**Work to complete:** Output every record below exactly as it appears.

(Data entries)

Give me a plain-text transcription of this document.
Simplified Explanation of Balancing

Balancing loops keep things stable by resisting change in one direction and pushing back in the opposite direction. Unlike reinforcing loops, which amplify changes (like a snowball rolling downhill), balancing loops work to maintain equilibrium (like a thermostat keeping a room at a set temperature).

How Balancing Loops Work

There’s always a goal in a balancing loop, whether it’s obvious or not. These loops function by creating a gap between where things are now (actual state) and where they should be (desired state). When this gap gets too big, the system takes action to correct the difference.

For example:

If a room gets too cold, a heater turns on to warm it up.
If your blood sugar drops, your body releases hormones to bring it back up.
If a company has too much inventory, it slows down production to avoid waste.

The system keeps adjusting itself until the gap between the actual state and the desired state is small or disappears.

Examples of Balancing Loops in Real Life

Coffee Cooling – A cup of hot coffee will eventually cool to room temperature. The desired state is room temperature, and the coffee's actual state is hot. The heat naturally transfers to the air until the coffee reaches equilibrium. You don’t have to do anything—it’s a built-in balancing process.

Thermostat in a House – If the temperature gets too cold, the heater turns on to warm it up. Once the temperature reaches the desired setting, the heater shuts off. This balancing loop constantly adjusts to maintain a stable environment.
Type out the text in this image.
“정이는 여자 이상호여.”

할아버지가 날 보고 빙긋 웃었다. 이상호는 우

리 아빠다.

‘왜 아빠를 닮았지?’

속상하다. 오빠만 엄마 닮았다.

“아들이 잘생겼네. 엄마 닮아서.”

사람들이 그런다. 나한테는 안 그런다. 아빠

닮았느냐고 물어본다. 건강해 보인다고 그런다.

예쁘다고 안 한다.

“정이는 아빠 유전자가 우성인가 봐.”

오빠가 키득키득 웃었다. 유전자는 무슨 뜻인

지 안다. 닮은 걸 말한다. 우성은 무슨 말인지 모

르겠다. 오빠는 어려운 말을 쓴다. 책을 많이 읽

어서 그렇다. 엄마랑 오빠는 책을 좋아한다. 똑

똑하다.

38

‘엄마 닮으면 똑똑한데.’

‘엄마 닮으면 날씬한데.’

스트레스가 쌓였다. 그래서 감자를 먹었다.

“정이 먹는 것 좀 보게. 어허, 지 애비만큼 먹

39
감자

**Finished exercise:**
Give me a plain-text transcription of this document.
Simplified Explanation of Balancing

Balancing loops keep things stable by resisting change in one direction and pushing back in the opposite direction. Unlike reinforcing loops, which amplify changes (like a snowball rolling downhill), balancing loops work to maintain equilibrium (like a thermostat keeping a room at a set temperature).

How Balancing Loops Work

There’s always a goal in a balancing loop, whether it’s obvious or not. These loops function by creating a gap between where things are now (actual state) and where they should be (desired state). When this gap gets too big, the system takes action to correct the difference.

For example:

If a room gets too cold, a heater turns on to warm it up.
If your blood sugar drops, your body releases hormones to bring it back up.
If a company has too much inventory, it slows down production to avoid waste.

The system keeps adjusting itself until the gap between the actual state and the desired state is small or disappears.

Examples of Balancing Loops in Real Life

Coffee Cooling – A cup of hot coffee will eventually cool to room temperature. The desired state is room temperature, and the coffee's actual state is hot. The heat naturally transfers to the air until the coffee reaches equilibrium. You don’t have to do anything—it’s a built-in balancing process.

Thermostat in a House – If the temperature gets too cold, the heater turns on to warm it up. Once the temperature reaches the desired setting, the heater shuts off. This balancing loop constantly adjusts to maintain a stable environment.
Type out the text in this image.
“정이는 여자 이상호여.”

할아버지가 날 보고 빙긋 웃었다. 이상호는 우

리 아빠다.

‘왜 아빠를 닮았지?’

속상하다. 오빠만 엄마 닮았다.

“아들이 잘생겼네. 엄마 닮아서.”

사람들이 그런다. 나한테는 안 그런다. 아빠

닮았느냐고 물어본다. 건강해 보인다고 그런다.

예쁘다고 안 한다.

“정이는 아빠 유전자가 우성인가 봐.”

오빠가 키득키득 웃었다. 유전자는 무슨 뜻인

지 안다. 닮은 걸 말한다. 우성은 무슨 말인지 모

르겠다. 오빠는 어려운 말을 쓴다. 책을 많이 읽

어서 그렇다. 엄마랑 오빠는 책을 좋아한다. 똑

똑하다.

38

‘엄마 닮으면 똑똑한데.’

‘엄마 닮으면 날씬한데.’

스트레스가 쌓였다. 그래서 감자를 먹었다.

“정이 먹는 것 좀 보게. 어허, 지 애비만큼 먹

39
감자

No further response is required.